#### Set task
Look through the listing below and work out how many of its lines hold the word "Vooruit". Give only the number.

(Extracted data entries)
^^^^^^^^
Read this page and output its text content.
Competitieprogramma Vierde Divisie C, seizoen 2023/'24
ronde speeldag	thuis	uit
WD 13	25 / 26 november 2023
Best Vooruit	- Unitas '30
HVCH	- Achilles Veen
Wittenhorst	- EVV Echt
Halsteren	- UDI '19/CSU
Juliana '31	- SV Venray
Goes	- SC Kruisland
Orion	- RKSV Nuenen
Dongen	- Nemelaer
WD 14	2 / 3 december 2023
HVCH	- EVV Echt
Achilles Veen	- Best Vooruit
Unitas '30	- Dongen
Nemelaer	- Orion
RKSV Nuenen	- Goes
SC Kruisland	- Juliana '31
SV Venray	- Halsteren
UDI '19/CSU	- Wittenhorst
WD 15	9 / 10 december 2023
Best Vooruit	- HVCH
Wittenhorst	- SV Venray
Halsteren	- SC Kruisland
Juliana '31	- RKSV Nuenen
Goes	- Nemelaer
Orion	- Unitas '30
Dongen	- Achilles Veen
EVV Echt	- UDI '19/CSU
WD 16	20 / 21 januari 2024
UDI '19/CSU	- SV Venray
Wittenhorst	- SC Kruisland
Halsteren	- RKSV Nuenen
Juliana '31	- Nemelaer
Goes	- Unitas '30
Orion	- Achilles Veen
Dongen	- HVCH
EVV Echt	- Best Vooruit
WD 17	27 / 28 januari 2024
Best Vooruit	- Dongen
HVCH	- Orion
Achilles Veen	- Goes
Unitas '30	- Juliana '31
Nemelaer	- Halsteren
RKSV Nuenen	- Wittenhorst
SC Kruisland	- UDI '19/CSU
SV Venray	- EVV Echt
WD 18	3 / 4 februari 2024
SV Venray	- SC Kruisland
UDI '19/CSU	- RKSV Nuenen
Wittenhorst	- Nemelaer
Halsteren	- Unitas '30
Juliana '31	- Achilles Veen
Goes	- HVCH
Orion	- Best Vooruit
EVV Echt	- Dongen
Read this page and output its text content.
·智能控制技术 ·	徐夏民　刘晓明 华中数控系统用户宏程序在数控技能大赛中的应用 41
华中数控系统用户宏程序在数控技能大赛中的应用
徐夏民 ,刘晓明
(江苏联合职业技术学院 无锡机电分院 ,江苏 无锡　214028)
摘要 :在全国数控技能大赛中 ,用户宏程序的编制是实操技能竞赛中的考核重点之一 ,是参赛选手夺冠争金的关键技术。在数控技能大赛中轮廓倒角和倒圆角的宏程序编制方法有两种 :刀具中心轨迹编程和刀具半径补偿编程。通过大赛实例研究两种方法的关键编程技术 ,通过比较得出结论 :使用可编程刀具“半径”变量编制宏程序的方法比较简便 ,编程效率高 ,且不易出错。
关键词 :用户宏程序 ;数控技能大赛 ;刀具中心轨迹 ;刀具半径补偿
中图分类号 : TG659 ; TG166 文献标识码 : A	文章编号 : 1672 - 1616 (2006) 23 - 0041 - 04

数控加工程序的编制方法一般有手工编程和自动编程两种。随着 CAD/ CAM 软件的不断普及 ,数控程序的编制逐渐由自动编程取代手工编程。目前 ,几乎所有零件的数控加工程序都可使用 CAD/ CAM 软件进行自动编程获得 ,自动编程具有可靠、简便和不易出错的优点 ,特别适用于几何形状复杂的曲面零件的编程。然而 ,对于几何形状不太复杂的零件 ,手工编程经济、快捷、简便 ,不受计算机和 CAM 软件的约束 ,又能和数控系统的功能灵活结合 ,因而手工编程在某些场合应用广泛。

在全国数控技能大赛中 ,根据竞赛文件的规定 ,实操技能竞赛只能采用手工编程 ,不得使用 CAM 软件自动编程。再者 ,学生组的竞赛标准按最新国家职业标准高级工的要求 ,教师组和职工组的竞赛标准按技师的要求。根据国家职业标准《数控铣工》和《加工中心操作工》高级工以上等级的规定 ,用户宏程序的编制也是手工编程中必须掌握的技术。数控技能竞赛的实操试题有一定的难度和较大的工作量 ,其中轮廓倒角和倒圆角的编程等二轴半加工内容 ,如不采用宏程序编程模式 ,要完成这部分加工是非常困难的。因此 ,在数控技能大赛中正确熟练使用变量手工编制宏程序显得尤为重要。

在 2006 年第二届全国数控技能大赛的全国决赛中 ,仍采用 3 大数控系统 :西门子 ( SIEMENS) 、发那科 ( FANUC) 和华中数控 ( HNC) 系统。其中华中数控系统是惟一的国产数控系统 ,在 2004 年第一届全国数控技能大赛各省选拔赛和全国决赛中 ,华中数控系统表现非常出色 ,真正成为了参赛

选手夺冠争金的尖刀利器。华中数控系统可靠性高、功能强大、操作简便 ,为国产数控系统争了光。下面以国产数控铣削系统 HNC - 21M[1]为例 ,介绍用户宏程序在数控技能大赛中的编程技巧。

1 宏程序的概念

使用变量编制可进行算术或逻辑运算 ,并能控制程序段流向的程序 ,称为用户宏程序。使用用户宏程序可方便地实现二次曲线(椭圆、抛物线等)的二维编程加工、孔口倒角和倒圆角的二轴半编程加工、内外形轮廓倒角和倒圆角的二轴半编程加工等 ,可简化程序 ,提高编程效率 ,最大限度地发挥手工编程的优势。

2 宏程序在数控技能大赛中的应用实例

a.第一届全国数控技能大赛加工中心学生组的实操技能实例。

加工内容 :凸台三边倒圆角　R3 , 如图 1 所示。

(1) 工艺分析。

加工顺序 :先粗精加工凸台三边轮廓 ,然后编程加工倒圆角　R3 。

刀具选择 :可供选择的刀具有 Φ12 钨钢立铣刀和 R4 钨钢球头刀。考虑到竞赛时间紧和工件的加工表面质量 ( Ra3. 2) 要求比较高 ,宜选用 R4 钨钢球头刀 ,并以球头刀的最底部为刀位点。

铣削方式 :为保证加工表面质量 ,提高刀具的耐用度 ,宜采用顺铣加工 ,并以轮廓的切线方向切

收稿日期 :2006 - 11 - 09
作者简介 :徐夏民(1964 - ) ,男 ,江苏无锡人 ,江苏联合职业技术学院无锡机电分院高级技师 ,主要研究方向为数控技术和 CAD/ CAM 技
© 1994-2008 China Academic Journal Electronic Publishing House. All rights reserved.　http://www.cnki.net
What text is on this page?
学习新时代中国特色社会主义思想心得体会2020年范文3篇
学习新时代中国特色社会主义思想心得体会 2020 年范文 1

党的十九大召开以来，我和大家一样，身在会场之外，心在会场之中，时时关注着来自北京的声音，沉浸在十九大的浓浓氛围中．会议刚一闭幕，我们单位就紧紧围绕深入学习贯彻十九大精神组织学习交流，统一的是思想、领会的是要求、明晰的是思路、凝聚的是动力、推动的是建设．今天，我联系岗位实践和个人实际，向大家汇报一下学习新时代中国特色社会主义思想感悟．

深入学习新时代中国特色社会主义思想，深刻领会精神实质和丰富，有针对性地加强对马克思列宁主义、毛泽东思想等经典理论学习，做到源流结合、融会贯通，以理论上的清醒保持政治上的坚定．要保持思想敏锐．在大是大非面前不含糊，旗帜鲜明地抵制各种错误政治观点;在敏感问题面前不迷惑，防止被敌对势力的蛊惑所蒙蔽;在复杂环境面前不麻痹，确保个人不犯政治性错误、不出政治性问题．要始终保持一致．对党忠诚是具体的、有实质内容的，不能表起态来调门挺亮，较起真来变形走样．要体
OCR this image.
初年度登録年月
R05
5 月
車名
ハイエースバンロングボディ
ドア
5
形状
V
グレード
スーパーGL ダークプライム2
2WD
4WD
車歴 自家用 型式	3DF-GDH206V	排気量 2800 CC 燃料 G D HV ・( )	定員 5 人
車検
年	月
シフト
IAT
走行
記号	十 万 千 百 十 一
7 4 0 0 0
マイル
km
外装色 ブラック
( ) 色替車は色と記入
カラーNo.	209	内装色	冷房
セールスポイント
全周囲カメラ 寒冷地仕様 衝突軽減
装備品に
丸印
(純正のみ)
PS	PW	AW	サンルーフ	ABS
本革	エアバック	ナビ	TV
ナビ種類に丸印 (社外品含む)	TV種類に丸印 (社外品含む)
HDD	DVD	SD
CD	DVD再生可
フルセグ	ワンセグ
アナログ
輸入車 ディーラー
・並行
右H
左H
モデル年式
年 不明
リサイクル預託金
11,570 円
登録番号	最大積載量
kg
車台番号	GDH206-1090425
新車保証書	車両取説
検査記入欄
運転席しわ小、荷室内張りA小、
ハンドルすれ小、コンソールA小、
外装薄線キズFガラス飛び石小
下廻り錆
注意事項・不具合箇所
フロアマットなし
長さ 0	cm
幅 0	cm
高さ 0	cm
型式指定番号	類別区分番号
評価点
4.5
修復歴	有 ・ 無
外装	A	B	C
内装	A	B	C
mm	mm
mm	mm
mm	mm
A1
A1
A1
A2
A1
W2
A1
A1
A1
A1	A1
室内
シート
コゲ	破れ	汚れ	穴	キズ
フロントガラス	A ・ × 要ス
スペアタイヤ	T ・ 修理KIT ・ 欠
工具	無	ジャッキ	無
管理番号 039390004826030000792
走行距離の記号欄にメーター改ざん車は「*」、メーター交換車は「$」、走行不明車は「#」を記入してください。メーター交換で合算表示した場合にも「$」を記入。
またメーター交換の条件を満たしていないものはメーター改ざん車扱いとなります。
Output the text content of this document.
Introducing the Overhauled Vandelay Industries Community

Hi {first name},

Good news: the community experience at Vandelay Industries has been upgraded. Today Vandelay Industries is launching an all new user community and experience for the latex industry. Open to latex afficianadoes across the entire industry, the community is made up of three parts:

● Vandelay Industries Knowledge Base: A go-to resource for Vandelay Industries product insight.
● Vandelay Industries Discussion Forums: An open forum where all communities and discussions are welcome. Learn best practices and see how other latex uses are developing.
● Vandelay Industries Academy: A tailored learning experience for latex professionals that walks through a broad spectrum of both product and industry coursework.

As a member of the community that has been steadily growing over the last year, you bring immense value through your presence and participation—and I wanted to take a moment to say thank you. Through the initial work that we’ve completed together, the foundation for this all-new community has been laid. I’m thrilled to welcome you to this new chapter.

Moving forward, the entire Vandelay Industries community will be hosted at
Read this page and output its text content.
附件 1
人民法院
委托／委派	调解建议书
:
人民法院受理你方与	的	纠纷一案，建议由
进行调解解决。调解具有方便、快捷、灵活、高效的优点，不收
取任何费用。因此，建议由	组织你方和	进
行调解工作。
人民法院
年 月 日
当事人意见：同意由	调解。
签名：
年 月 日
^^^^^^^^
#### Response
6